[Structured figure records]
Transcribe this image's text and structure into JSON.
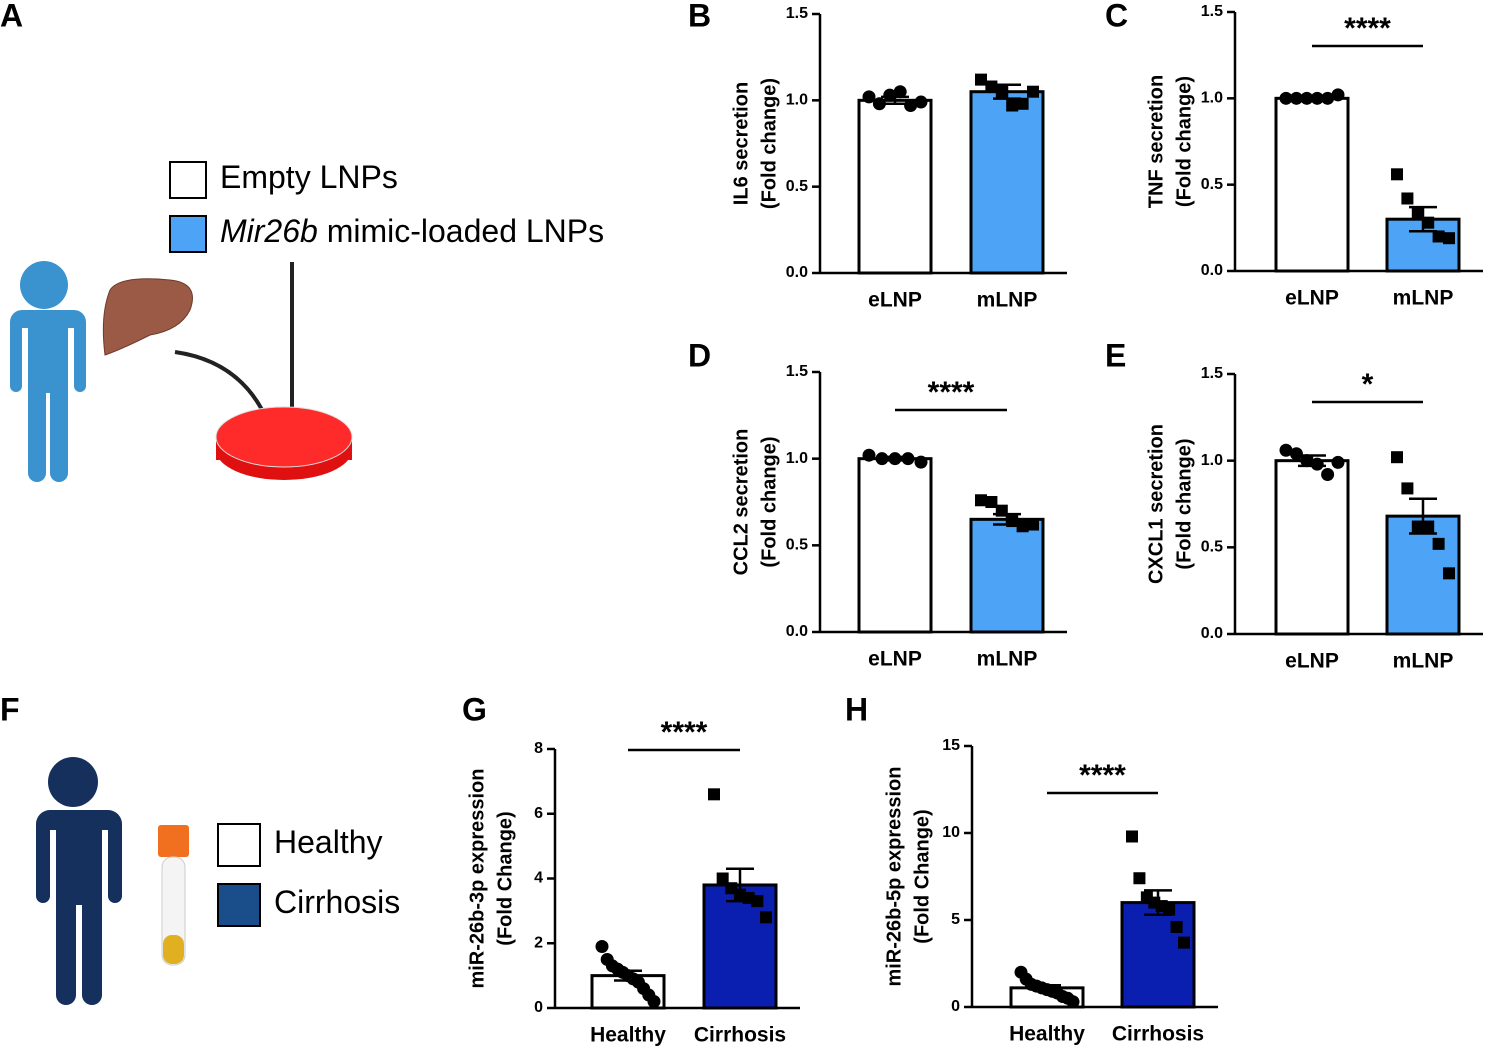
{
  "panel_a": {
    "label": "A",
    "legend": [
      {
        "text": "Empty LNPs",
        "color": "#ffffff"
      },
      {
        "italic": "Mir26b",
        "text": " mimic-loaded LNPs",
        "color": "#4da3f5"
      }
    ]
  },
  "panel_f": {
    "label": "F",
    "legend": [
      {
        "text": "Healthy",
        "color": "#ffffff"
      },
      {
        "text": "Cirrhosis",
        "color": "#1a4e8a"
      }
    ]
  },
  "chart_data": [
    {
      "type": "bar",
      "panel": "B",
      "ylabel": [
        "IL6 secretion",
        "(Fold change)"
      ],
      "categories": [
        "eLNP",
        "mLNP"
      ],
      "colors": [
        "#ffffff",
        "#4da3f5"
      ],
      "markers": [
        "circle",
        "square"
      ],
      "values": [
        1.0,
        1.05
      ],
      "errors": [
        0.02,
        0.04
      ],
      "points": [
        [
          1.02,
          0.98,
          1.03,
          1.05,
          0.97,
          0.99
        ],
        [
          1.12,
          1.08,
          1.05,
          0.97,
          0.98,
          1.05
        ]
      ],
      "ylim": [
        0,
        1.5
      ],
      "yticks": [
        {
          "value": 0,
          "label": "0.0"
        },
        0.5,
        {
          "value": 1,
          "label": "1.0"
        },
        1.5
      ]
    },
    {
      "type": "bar",
      "panel": "C",
      "ylabel": [
        "TNF secretion",
        "(Fold change)"
      ],
      "categories": [
        "eLNP",
        "mLNP"
      ],
      "colors": [
        "#ffffff",
        "#4da3f5"
      ],
      "markers": [
        "circle",
        "square"
      ],
      "values": [
        1.0,
        0.3
      ],
      "errors": [
        0.01,
        0.07
      ],
      "points": [
        [
          1.0,
          1.0,
          1.0,
          1.0,
          1.0,
          1.02
        ],
        [
          0.56,
          0.42,
          0.34,
          0.28,
          0.2,
          0.19
        ]
      ],
      "significance": "****",
      "ylim": [
        0,
        1.5
      ],
      "yticks": [
        {
          "value": 0,
          "label": "0.0"
        },
        0.5,
        {
          "value": 1,
          "label": "1.0"
        },
        1.5
      ]
    },
    {
      "type": "bar",
      "panel": "D",
      "ylabel": [
        "CCL2 secretion",
        "(Fold change)"
      ],
      "categories": [
        "eLNP",
        "mLNP"
      ],
      "colors": [
        "#ffffff",
        "#4da3f5"
      ],
      "markers": [
        "circle",
        "square"
      ],
      "values": [
        1.0,
        0.65
      ],
      "errors": [
        0.01,
        0.03
      ],
      "points": [
        [
          1.02,
          1.0,
          1.0,
          1.0,
          0.98
        ],
        [
          0.76,
          0.75,
          0.7,
          0.64,
          0.61,
          0.62
        ]
      ],
      "significance": "****",
      "ylim": [
        0,
        1.5
      ],
      "yticks": [
        {
          "value": 0,
          "label": "0.0"
        },
        0.5,
        {
          "value": 1,
          "label": "1.0"
        },
        1.5
      ]
    },
    {
      "type": "bar",
      "panel": "E",
      "ylabel": [
        "CXCL1 secretion",
        "(Fold change)"
      ],
      "categories": [
        "eLNP",
        "mLNP"
      ],
      "colors": [
        "#ffffff",
        "#4da3f5"
      ],
      "markers": [
        "circle",
        "square"
      ],
      "values": [
        1.0,
        0.68
      ],
      "errors": [
        0.03,
        0.1
      ],
      "points": [
        [
          1.06,
          1.04,
          1.0,
          0.98,
          0.92,
          0.99
        ],
        [
          1.02,
          0.84,
          0.62,
          0.62,
          0.52,
          0.35
        ]
      ],
      "significance": "*",
      "ylim": [
        0,
        1.5
      ],
      "yticks": [
        {
          "value": 0,
          "label": "0.0"
        },
        0.5,
        {
          "value": 1,
          "label": "1.0"
        },
        1.5
      ]
    },
    {
      "type": "bar",
      "panel": "G",
      "ylabel": [
        "miR-26b-3p expression",
        "(Fold Change)"
      ],
      "categories": [
        "Healthy",
        "Cirrhosis"
      ],
      "colors": [
        "#ffffff",
        "#0a1fb0"
      ],
      "markers": [
        "circle",
        "square"
      ],
      "values": [
        1.0,
        3.8
      ],
      "errors": [
        0.15,
        0.5
      ],
      "points": [
        [
          1.9,
          1.5,
          1.3,
          1.2,
          1.1,
          1.0,
          0.9,
          0.8,
          0.6,
          0.4,
          0.2
        ],
        [
          6.6,
          4.0,
          3.7,
          3.5,
          3.4,
          3.3,
          2.8
        ]
      ],
      "significance": "****",
      "ylim": [
        0,
        8
      ],
      "yticks": [
        0,
        2,
        4,
        6,
        8
      ]
    },
    {
      "type": "bar",
      "panel": "H",
      "ylabel": [
        "miR-26b-5p expression",
        "(Fold Change)"
      ],
      "categories": [
        "Healthy",
        "Cirrhosis"
      ],
      "colors": [
        "#ffffff",
        "#0a1fb0"
      ],
      "markers": [
        "circle",
        "square"
      ],
      "values": [
        1.1,
        6.0
      ],
      "errors": [
        0.15,
        0.7
      ],
      "points": [
        [
          2.0,
          1.6,
          1.3,
          1.2,
          1.1,
          1.0,
          0.9,
          0.8,
          0.6,
          0.5,
          0.3
        ],
        [
          9.8,
          7.4,
          6.3,
          6.0,
          5.8,
          5.6,
          4.6,
          3.7
        ]
      ],
      "significance": "****",
      "ylim": [
        0,
        15
      ],
      "yticks": [
        0,
        5,
        10,
        15
      ]
    }
  ]
}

> Task directions
Reproduce each line word for word and drop the pictures.

> Task result
Transcribe this image's text and structure into JSON.
{
  "panel_a": {
    "label": "A",
    "legend": [
      {
        "text": "Empty LNPs",
        "color": "#ffffff"
      },
      {
        "italic": "Mir26b",
        "text": " mimic-loaded LNPs",
        "color": "#4da3f5"
      }
    ]
  },
  "panel_f": {
    "label": "F",
    "legend": [
      {
        "text": "Healthy",
        "color": "#ffffff"
      },
      {
        "text": "Cirrhosis",
        "color": "#1a4e8a"
      }
    ]
  },
  "chart_data": [
    {
      "type": "bar",
      "panel": "B",
      "ylabel": [
        "IL6 secretion",
        "(Fold change)"
      ],
      "categories": [
        "eLNP",
        "mLNP"
      ],
      "colors": [
        "#ffffff",
        "#4da3f5"
      ],
      "markers": [
        "circle",
        "square"
      ],
      "values": [
        1.0,
        1.05
      ],
      "errors": [
        0.02,
        0.04
      ],
      "points": [
        [
          1.02,
          0.98,
          1.03,
          1.05,
          0.97,
          0.99
        ],
        [
          1.12,
          1.08,
          1.05,
          0.97,
          0.98,
          1.05
        ]
      ],
      "ylim": [
        0,
        1.5
      ],
      "yticks": [
        {
          "value": 0,
          "label": "0.0"
        },
        0.5,
        {
          "value": 1,
          "label": "1.0"
        },
        1.5
      ]
    },
    {
      "type": "bar",
      "panel": "C",
      "ylabel": [
        "TNF secretion",
        "(Fold change)"
      ],
      "categories": [
        "eLNP",
        "mLNP"
      ],
      "colors": [
        "#ffffff",
        "#4da3f5"
      ],
      "markers": [
        "circle",
        "square"
      ],
      "values": [
        1.0,
        0.3
      ],
      "errors": [
        0.01,
        0.07
      ],
      "points": [
        [
          1.0,
          1.0,
          1.0,
          1.0,
          1.0,
          1.02
        ],
        [
          0.56,
          0.42,
          0.34,
          0.28,
          0.2,
          0.19
        ]
      ],
      "significance": "****",
      "ylim": [
        0,
        1.5
      ],
      "yticks": [
        {
          "value": 0,
          "label": "0.0"
        },
        0.5,
        {
          "value": 1,
          "label": "1.0"
        },
        1.5
      ]
    },
    {
      "type": "bar",
      "panel": "D",
      "ylabel": [
        "CCL2 secretion",
        "(Fold change)"
      ],
      "categories": [
        "eLNP",
        "mLNP"
      ],
      "colors": [
        "#ffffff",
        "#4da3f5"
      ],
      "markers": [
        "circle",
        "square"
      ],
      "values": [
        1.0,
        0.65
      ],
      "errors": [
        0.01,
        0.03
      ],
      "points": [
        [
          1.02,
          1.0,
          1.0,
          1.0,
          0.98
        ],
        [
          0.76,
          0.75,
          0.7,
          0.64,
          0.61,
          0.62
        ]
      ],
      "significance": "****",
      "ylim": [
        0,
        1.5
      ],
      "yticks": [
        {
          "value": 0,
          "label": "0.0"
        },
        0.5,
        {
          "value": 1,
          "label": "1.0"
        },
        1.5
      ]
    },
    {
      "type": "bar",
      "panel": "E",
      "ylabel": [
        "CXCL1 secretion",
        "(Fold change)"
      ],
      "categories": [
        "eLNP",
        "mLNP"
      ],
      "colors": [
        "#ffffff",
        "#4da3f5"
      ],
      "markers": [
        "circle",
        "square"
      ],
      "values": [
        1.0,
        0.68
      ],
      "errors": [
        0.03,
        0.1
      ],
      "points": [
        [
          1.06,
          1.04,
          1.0,
          0.98,
          0.92,
          0.99
        ],
        [
          1.02,
          0.84,
          0.62,
          0.62,
          0.52,
          0.35
        ]
      ],
      "significance": "*",
      "ylim": [
        0,
        1.5
      ],
      "yticks": [
        {
          "value": 0,
          "label": "0.0"
        },
        0.5,
        {
          "value": 1,
          "label": "1.0"
        },
        1.5
      ]
    },
    {
      "type": "bar",
      "panel": "G",
      "ylabel": [
        "miR-26b-3p expression",
        "(Fold Change)"
      ],
      "categories": [
        "Healthy",
        "Cirrhosis"
      ],
      "colors": [
        "#ffffff",
        "#0a1fb0"
      ],
      "markers": [
        "circle",
        "square"
      ],
      "values": [
        1.0,
        3.8
      ],
      "errors": [
        0.15,
        0.5
      ],
      "points": [
        [
          1.9,
          1.5,
          1.3,
          1.2,
          1.1,
          1.0,
          0.9,
          0.8,
          0.6,
          0.4,
          0.2
        ],
        [
          6.6,
          4.0,
          3.7,
          3.5,
          3.4,
          3.3,
          2.8
        ]
      ],
      "significance": "****",
      "ylim": [
        0,
        8
      ],
      "yticks": [
        0,
        2,
        4,
        6,
        8
      ]
    },
    {
      "type": "bar",
      "panel": "H",
      "ylabel": [
        "miR-26b-5p expression",
        "(Fold Change)"
      ],
      "categories": [
        "Healthy",
        "Cirrhosis"
      ],
      "colors": [
        "#ffffff",
        "#0a1fb0"
      ],
      "markers": [
        "circle",
        "square"
      ],
      "values": [
        1.1,
        6.0
      ],
      "errors": [
        0.15,
        0.7
      ],
      "points": [
        [
          2.0,
          1.6,
          1.3,
          1.2,
          1.1,
          1.0,
          0.9,
          0.8,
          0.6,
          0.5,
          0.3
        ],
        [
          9.8,
          7.4,
          6.3,
          6.0,
          5.8,
          5.6,
          4.6,
          3.7
        ]
      ],
      "significance": "****",
      "ylim": [
        0,
        15
      ],
      "yticks": [
        0,
        5,
        10,
        15
      ]
    }
  ]
}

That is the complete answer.